• **Stored data entries**:
>> Start
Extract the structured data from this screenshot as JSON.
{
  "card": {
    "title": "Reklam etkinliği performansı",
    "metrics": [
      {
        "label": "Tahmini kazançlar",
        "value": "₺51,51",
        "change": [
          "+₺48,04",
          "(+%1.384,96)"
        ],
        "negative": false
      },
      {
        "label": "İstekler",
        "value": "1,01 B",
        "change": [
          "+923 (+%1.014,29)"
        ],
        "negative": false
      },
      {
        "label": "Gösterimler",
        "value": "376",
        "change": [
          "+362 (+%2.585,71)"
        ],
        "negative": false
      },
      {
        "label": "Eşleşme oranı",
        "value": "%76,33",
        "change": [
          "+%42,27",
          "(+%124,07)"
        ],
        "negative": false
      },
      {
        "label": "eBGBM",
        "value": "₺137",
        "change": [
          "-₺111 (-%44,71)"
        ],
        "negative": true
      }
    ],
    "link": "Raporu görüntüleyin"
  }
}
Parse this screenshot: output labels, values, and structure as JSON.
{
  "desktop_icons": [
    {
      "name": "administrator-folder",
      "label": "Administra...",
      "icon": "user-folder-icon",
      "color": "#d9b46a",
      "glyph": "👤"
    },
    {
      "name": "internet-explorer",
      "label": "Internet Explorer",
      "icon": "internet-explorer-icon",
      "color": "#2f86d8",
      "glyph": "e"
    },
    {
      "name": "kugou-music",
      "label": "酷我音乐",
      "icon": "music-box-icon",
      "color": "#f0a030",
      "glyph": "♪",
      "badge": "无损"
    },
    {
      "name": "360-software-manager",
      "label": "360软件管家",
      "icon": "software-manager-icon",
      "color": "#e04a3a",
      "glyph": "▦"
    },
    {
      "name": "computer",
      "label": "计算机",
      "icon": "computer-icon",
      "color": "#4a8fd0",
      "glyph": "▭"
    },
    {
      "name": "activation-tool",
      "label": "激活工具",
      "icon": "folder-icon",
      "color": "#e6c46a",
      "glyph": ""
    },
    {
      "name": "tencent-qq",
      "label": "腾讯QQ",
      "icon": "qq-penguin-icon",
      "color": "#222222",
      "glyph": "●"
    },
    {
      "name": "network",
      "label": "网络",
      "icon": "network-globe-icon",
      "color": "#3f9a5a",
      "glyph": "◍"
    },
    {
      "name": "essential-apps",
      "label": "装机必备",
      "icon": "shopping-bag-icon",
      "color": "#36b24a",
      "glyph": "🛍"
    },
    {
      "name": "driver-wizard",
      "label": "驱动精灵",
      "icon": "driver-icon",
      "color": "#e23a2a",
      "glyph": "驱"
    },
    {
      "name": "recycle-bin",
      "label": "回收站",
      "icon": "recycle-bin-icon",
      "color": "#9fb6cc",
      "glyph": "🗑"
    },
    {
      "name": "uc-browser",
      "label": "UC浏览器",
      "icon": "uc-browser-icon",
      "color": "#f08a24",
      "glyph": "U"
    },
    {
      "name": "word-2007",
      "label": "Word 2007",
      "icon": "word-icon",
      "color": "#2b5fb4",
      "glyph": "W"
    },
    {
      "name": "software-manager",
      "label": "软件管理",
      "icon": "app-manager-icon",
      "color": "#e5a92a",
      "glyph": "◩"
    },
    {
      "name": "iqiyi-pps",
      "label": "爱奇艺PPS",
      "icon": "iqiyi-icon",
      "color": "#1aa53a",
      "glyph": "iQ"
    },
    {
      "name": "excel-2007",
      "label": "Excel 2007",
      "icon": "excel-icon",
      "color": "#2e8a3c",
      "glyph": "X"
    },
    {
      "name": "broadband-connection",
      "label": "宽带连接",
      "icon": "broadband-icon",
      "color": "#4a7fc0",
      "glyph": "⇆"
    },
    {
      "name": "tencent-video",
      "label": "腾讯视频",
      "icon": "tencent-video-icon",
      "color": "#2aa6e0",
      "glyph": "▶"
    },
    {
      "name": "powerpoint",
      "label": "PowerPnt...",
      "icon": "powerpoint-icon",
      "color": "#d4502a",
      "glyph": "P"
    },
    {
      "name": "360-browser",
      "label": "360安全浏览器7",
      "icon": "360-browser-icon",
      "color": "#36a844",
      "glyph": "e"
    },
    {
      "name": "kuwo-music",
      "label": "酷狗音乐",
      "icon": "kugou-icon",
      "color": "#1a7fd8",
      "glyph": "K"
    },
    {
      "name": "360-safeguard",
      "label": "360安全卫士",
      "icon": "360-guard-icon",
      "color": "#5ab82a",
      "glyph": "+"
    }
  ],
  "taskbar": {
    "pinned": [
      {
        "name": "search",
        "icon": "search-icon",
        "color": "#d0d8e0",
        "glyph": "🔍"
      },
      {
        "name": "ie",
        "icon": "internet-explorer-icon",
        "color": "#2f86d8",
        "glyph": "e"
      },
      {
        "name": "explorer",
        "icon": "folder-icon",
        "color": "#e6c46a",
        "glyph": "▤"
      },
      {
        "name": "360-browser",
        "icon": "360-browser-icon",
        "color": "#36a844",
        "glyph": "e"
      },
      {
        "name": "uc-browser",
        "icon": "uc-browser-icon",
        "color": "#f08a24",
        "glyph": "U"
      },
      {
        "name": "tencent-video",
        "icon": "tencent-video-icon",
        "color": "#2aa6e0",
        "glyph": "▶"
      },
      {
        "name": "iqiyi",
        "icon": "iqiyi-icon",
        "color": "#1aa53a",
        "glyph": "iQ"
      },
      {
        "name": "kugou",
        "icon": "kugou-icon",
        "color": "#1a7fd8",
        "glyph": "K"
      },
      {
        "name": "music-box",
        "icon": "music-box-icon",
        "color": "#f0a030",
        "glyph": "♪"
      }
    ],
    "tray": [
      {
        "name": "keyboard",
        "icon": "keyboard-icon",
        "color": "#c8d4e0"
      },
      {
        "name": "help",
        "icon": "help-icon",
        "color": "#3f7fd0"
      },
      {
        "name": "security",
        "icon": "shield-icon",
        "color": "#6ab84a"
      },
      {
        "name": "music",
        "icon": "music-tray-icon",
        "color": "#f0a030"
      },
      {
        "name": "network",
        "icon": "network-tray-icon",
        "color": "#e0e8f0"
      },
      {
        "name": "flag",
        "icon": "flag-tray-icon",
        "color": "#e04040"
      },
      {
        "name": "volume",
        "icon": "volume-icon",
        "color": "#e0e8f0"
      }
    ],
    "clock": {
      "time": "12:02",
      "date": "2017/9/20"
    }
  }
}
>> End
• **Written request**: Reproduce the material above without altering a single character.

• **The result**:
Extract the structured data from this screenshot as JSON.
{
  "card": {
    "title": "Reklam etkinliği performansı",
    "metrics": [
      {
        "label": "Tahmini kazançlar",
        "value": "₺51,51",
        "change": [
          "+₺48,04",
          "(+%1.384,96)"
        ],
        "negative": false
      },
      {
        "label": "İstekler",
        "value": "1,01 B",
        "change": [
          "+923 (+%1.014,29)"
        ],
        "negative": false
      },
      {
        "label": "Gösterimler",
        "value": "376",
        "change": [
          "+362 (+%2.585,71)"
        ],
        "negative": false
      },
      {
        "label": "Eşleşme oranı",
        "value": "%76,33",
        "change": [
          "+%42,27",
          "(+%124,07)"
        ],
        "negative": false
      },
      {
        "label": "eBGBM",
        "value": "₺137",
        "change": [
          "-₺111 (-%44,71)"
        ],
        "negative": true
      }
    ],
    "link": "Raporu görüntüleyin"
  }
}
Parse this screenshot: output labels, values, and structure as JSON.
{
  "desktop_icons": [
    {
      "name": "administrator-folder",
      "label": "Administra...",
      "icon": "user-folder-icon",
      "color": "#d9b46a",
      "glyph": "👤"
    },
    {
      "name": "internet-explorer",
      "label": "Internet Explorer",
      "icon": "internet-explorer-icon",
      "color": "#2f86d8",
      "glyph": "e"
    },
    {
      "name": "kugou-music",
      "label": "酷我音乐",
      "icon": "music-box-icon",
      "color": "#f0a030",
      "glyph": "♪",
      "badge": "无损"
    },
    {
      "name": "360-software-manager",
      "label": "360软件管家",
      "icon": "software-manager-icon",
      "color": "#e04a3a",
      "glyph": "▦"
    },
    {
      "name": "computer",
      "label": "计算机",
      "icon": "computer-icon",
      "color": "#4a8fd0",
      "glyph": "▭"
    },
    {
      "name": "activation-tool",
      "label": "激活工具",
      "icon": "folder-icon",
      "color": "#e6c46a",
      "glyph": ""
    },
    {
      "name": "tencent-qq",
      "label": "腾讯QQ",
      "icon": "qq-penguin-icon",
      "color": "#222222",
      "glyph": "●"
    },
    {
      "name": "network",
      "label": "网络",
      "icon": "network-globe-icon",
      "color": "#3f9a5a",
      "glyph": "◍"
    },
    {
      "name": "essential-apps",
      "label": "装机必备",
      "icon": "shopping-bag-icon",
      "color": "#36b24a",
      "glyph": "🛍"
    },
    {
      "name": "driver-wizard",
      "label": "驱动精灵",
      "icon": "driver-icon",
      "color": "#e23a2a",
      "glyph": "驱"
    },
    {
      "name": "recycle-bin",
      "label": "回收站",
      "icon": "recycle-bin-icon",
      "color": "#9fb6cc",
      "glyph": "🗑"
    },
    {
      "name": "uc-browser",
      "label": "UC浏览器",
      "icon": "uc-browser-icon",
      "color": "#f08a24",
      "glyph": "U"
    },
    {
      "name": "word-2007",
      "label": "Word 2007",
      "icon": "word-icon",
      "color": "#2b5fb4",
      "glyph": "W"
    },
    {
      "name": "software-manager",
      "label": "软件管理",
      "icon": "app-manager-icon",
      "color": "#e5a92a",
      "glyph": "◩"
    },
    {
      "name": "iqiyi-pps",
      "label": "爱奇艺PPS",
      "icon": "iqiyi-icon",
      "color": "#1aa53a",
      "glyph": "iQ"
    },
    {
      "name": "excel-2007",
      "label": "Excel 2007",
      "icon": "excel-icon",
      "color": "#2e8a3c",
      "glyph": "X"
    },
    {
      "name": "broadband-connection",
      "label": "宽带连接",
      "icon": "broadband-icon",
      "color": "#4a7fc0",
      "glyph": "⇆"
    },
    {
      "name": "tencent-video",
      "label": "腾讯视频",
      "icon": "tencent-video-icon",
      "color": "#2aa6e0",
      "glyph": "▶"
    },
    {
      "name": "powerpoint",
      "label": "PowerPnt...",
      "icon": "powerpoint-icon",
      "color": "#d4502a",
      "glyph": "P"
    },
    {
      "name": "360-browser",
      "label": "360安全浏览器7",
      "icon": "360-browser-icon",
      "color": "#36a844",
      "glyph": "e"
    },
    {
      "name": "kuwo-music",
      "label": "酷狗音乐",
      "icon": "kugou-icon",
      "color": "#1a7fd8",
      "glyph": "K"
    },
    {
      "name": "360-safeguard",
      "label": "360安全卫士",
      "icon": "360-guard-icon",
      "color": "#5ab82a",
      "glyph": "+"
    }
  ],
  "taskbar": {
    "pinned": [
      {
        "name": "search",
        "icon": "search-icon",
        "color": "#d0d8e0",
        "glyph": "🔍"
      },
      {
        "name": "ie",
        "icon": "internet-explorer-icon",
        "color": "#2f86d8",
        "glyph": "e"
      },
      {
        "name": "explorer",
        "icon": "folder-icon",
        "color": "#e6c46a",
        "glyph": "▤"
      },
      {
        "name": "360-browser",
        "icon": "360-browser-icon",
        "color": "#36a844",
        "glyph": "e"
      },
      {
        "name": "uc-browser",
        "icon": "uc-browser-icon",
        "color": "#f08a24",
        "glyph": "U"
      },
      {
        "name": "tencent-video",
        "icon": "tencent-video-icon",
        "color": "#2aa6e0",
        "glyph": "▶"
      },
      {
        "name": "iqiyi",
        "icon": "iqiyi-icon",
        "color": "#1aa53a",
        "glyph": "iQ"
      },
      {
        "name": "kugou",
        "icon": "kugou-icon",
        "color": "#1a7fd8",
        "glyph": "K"
      },
      {
        "name": "music-box",
        "icon": "music-box-icon",
        "color": "#f0a030",
        "glyph": "♪"
      }
    ],
    "tray": [
      {
        "name": "keyboard",
        "icon": "keyboard-icon",
        "color": "#c8d4e0"
      },
      {
        "name": "help",
        "icon": "help-icon",
        "color": "#3f7fd0"
      },
      {
        "name": "security",
        "icon": "shield-icon",
        "color": "#6ab84a"
      },
      {
        "name": "music",
        "icon": "music-tray-icon",
        "color": "#f0a030"
      },
      {
        "name": "network",
        "icon": "network-tray-icon",
        "color": "#e0e8f0"
      },
      {
        "name": "flag",
        "icon": "flag-tray-icon",
        "color": "#e04040"
      },
      {
        "name": "volume",
        "icon": "volume-icon",
        "color": "#e0e8f0"
      }
    ],
    "clock": {
      "time": "12:02",
      "date": "2017/9/20"
    }
  }
}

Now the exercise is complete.